# start of Records
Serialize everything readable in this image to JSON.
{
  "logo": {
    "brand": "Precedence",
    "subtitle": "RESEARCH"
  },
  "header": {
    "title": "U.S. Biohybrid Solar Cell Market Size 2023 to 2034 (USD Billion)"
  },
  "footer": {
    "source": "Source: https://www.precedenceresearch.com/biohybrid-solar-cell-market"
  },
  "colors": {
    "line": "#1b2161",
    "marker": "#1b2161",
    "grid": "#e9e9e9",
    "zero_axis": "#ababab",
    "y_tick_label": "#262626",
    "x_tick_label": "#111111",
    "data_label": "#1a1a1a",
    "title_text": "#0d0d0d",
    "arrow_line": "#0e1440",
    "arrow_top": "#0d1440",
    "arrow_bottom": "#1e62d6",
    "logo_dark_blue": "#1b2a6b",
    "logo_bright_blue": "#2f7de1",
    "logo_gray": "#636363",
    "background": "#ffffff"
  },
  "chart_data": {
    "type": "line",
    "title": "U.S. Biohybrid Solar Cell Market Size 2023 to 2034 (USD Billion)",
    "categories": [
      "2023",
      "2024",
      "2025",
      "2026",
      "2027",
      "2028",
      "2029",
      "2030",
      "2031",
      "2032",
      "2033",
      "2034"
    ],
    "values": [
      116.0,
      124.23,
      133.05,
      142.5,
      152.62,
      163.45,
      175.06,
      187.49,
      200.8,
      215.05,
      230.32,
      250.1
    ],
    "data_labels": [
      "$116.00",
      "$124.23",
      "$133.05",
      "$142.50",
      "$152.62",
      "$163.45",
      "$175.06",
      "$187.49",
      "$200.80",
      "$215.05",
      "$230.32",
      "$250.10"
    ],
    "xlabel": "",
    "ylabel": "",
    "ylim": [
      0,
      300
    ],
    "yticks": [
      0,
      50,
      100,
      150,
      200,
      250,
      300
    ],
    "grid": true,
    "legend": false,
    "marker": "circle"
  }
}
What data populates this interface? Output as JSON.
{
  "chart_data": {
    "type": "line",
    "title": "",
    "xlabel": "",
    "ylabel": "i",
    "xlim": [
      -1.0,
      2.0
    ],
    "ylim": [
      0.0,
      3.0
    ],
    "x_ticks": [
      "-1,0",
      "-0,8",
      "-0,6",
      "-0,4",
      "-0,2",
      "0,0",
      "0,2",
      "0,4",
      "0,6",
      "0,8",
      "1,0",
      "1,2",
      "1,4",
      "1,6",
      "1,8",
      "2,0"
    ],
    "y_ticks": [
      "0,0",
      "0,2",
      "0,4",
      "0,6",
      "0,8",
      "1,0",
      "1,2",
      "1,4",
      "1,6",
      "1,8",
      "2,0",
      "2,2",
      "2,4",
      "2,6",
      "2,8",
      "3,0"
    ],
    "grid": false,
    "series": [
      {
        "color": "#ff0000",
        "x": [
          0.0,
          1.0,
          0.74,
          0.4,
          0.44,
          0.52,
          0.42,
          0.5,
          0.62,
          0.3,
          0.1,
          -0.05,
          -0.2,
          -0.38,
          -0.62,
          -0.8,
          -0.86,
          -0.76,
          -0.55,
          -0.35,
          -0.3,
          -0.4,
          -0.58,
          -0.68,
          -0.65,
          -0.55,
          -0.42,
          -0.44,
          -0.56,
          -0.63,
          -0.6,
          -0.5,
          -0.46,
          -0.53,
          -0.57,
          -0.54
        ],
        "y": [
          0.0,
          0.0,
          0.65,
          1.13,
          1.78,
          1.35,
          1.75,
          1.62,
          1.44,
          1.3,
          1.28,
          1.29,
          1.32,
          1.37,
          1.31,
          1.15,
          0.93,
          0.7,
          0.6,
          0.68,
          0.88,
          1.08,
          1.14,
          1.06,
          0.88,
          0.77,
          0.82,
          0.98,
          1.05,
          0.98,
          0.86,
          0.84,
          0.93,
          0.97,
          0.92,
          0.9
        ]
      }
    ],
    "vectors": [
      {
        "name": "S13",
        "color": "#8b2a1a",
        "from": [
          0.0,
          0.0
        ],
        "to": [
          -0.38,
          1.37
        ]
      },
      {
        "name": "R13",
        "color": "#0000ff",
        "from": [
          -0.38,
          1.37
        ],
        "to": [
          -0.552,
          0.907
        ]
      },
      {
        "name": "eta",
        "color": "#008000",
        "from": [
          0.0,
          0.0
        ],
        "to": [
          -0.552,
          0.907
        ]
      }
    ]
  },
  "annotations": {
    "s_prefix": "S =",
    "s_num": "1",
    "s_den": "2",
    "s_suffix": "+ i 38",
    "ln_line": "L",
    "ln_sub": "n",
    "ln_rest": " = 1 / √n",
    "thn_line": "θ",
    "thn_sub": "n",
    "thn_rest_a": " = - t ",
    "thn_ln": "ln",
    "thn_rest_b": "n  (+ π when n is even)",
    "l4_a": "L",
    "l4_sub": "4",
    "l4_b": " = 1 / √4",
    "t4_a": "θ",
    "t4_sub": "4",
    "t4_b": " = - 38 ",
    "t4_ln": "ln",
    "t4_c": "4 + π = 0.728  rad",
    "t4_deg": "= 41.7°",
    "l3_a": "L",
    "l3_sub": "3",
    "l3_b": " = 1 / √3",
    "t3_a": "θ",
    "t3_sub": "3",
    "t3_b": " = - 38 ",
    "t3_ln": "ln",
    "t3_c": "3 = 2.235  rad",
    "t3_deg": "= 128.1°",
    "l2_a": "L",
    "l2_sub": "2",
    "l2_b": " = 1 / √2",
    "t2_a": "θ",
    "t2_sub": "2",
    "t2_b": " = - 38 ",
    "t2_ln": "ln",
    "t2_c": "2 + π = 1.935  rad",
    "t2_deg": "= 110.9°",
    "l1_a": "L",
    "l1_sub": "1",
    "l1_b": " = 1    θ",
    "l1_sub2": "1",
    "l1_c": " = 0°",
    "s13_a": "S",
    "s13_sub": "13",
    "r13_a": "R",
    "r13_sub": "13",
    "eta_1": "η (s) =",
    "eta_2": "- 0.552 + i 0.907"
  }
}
# end of Records
Would you reproduce all the entries exactly?

Serialize everything readable in this image to JSON.
{
  "logo": {
    "brand": "Precedence",
    "subtitle": "RESEARCH"
  },
  "header": {
    "title": "U.S. Biohybrid Solar Cell Market Size 2023 to 2034 (USD Billion)"
  },
  "footer": {
    "source": "Source: https://www.precedenceresearch.com/biohybrid-solar-cell-market"
  },
  "colors": {
    "line": "#1b2161",
    "marker": "#1b2161",
    "grid": "#e9e9e9",
    "zero_axis": "#ababab",
    "y_tick_label": "#262626",
    "x_tick_label": "#111111",
    "data_label": "#1a1a1a",
    "title_text": "#0d0d0d",
    "arrow_line": "#0e1440",
    "arrow_top": "#0d1440",
    "arrow_bottom": "#1e62d6",
    "logo_dark_blue": "#1b2a6b",
    "logo_bright_blue": "#2f7de1",
    "logo_gray": "#636363",
    "background": "#ffffff"
  },
  "chart_data": {
    "type": "line",
    "title": "U.S. Biohybrid Solar Cell Market Size 2023 to 2034 (USD Billion)",
    "categories": [
      "2023",
      "2024",
      "2025",
      "2026",
      "2027",
      "2028",
      "2029",
      "2030",
      "2031",
      "2032",
      "2033",
      "2034"
    ],
    "values": [
      116.0,
      124.23,
      133.05,
      142.5,
      152.62,
      163.45,
      175.06,
      187.49,
      200.8,
      215.05,
      230.32,
      250.1
    ],
    "data_labels": [
      "$116.00",
      "$124.23",
      "$133.05",
      "$142.50",
      "$152.62",
      "$163.45",
      "$175.06",
      "$187.49",
      "$200.80",
      "$215.05",
      "$230.32",
      "$250.10"
    ],
    "xlabel": "",
    "ylabel": "",
    "ylim": [
      0,
      300
    ],
    "yticks": [
      0,
      50,
      100,
      150,
      200,
      250,
      300
    ],
    "grid": true,
    "legend": false,
    "marker": "circle"
  }
}
What data populates this interface? Output as JSON.
{
  "chart_data": {
    "type": "line",
    "title": "",
    "xlabel": "",
    "ylabel": "i",
    "xlim": [
      -1.0,
      2.0
    ],
    "ylim": [
      0.0,
      3.0
    ],
    "x_ticks": [
      "-1,0",
      "-0,8",
      "-0,6",
      "-0,4",
      "-0,2",
      "0,0",
      "0,2",
      "0,4",
      "0,6",
      "0,8",
      "1,0",
      "1,2",
      "1,4",
      "1,6",
      "1,8",
      "2,0"
    ],
    "y_ticks": [
      "0,0",
      "0,2",
      "0,4",
      "0,6",
      "0,8",
      "1,0",
      "1,2",
      "1,4",
      "1,6",
      "1,8",
      "2,0",
      "2,2",
      "2,4",
      "2,6",
      "2,8",
      "3,0"
    ],
    "grid": false,
    "series": [
      {
        "color": "#ff0000",
        "x": [
          0.0,
          1.0,
          0.74,
          0.4,
          0.44,
          0.52,
          0.42,
          0.5,
          0.62,
          0.3,
          0.1,
          -0.05,
          -0.2,
          -0.38,
          -0.62,
          -0.8,
          -0.86,
          -0.76,
          -0.55,
          -0.35,
          -0.3,
          -0.4,
          -0.58,
          -0.68,
          -0.65,
          -0.55,
          -0.42,
          -0.44,
          -0.56,
          -0.63,
          -0.6,
          -0.5,
          -0.46,
          -0.53,
          -0.57,
          -0.54
        ],
        "y": [
          0.0,
          0.0,
          0.65,
          1.13,
          1.78,
          1.35,
          1.75,
          1.62,
          1.44,
          1.3,
          1.28,
          1.29,
          1.32,
          1.37,
          1.31,
          1.15,
          0.93,
          0.7,
          0.6,
          0.68,
          0.88,
          1.08,
          1.14,
          1.06,
          0.88,
          0.77,
          0.82,
          0.98,
          1.05,
          0.98,
          0.86,
          0.84,
          0.93,
          0.97,
          0.92,
          0.9
        ]
      }
    ],
    "vectors": [
      {
        "name": "S13",
        "color": "#8b2a1a",
        "from": [
          0.0,
          0.0
        ],
        "to": [
          -0.38,
          1.37
        ]
      },
      {
        "name": "R13",
        "color": "#0000ff",
        "from": [
          -0.38,
          1.37
        ],
        "to": [
          -0.552,
          0.907
        ]
      },
      {
        "name": "eta",
        "color": "#008000",
        "from": [
          0.0,
          0.0
        ],
        "to": [
          -0.552,
          0.907
        ]
      }
    ]
  },
  "annotations": {
    "s_prefix": "S =",
    "s_num": "1",
    "s_den": "2",
    "s_suffix": "+ i 38",
    "ln_line": "L",
    "ln_sub": "n",
    "ln_rest": " = 1 / √n",
    "thn_line": "θ",
    "thn_sub": "n",
    "thn_rest_a": " = - t ",
    "thn_ln": "ln",
    "thn_rest_b": "n  (+ π when n is even)",
    "l4_a": "L",
    "l4_sub": "4",
    "l4_b": " = 1 / √4",
    "t4_a": "θ",
    "t4_sub": "4",
    "t4_b": " = - 38 ",
    "t4_ln": "ln",
    "t4_c": "4 + π = 0.728  rad",
    "t4_deg": "= 41.7°",
    "l3_a": "L",
    "l3_sub": "3",
    "l3_b": " = 1 / √3",
    "t3_a": "θ",
    "t3_sub": "3",
    "t3_b": " = - 38 ",
    "t3_ln": "ln",
    "t3_c": "3 = 2.235  rad",
    "t3_deg": "= 128.1°",
    "l2_a": "L",
    "l2_sub": "2",
    "l2_b": " = 1 / √2",
    "t2_a": "θ",
    "t2_sub": "2",
    "t2_b": " = - 38 ",
    "t2_ln": "ln",
    "t2_c": "2 + π = 1.935  rad",
    "t2_deg": "= 110.9°",
    "l1_a": "L",
    "l1_sub": "1",
    "l1_b": " = 1    θ",
    "l1_sub2": "1",
    "l1_c": " = 0°",
    "s13_a": "S",
    "s13_sub": "13",
    "r13_a": "R",
    "r13_sub": "13",
    "eta_1": "η (s) =",
    "eta_2": "- 0.552 + i 0.907"
  }
}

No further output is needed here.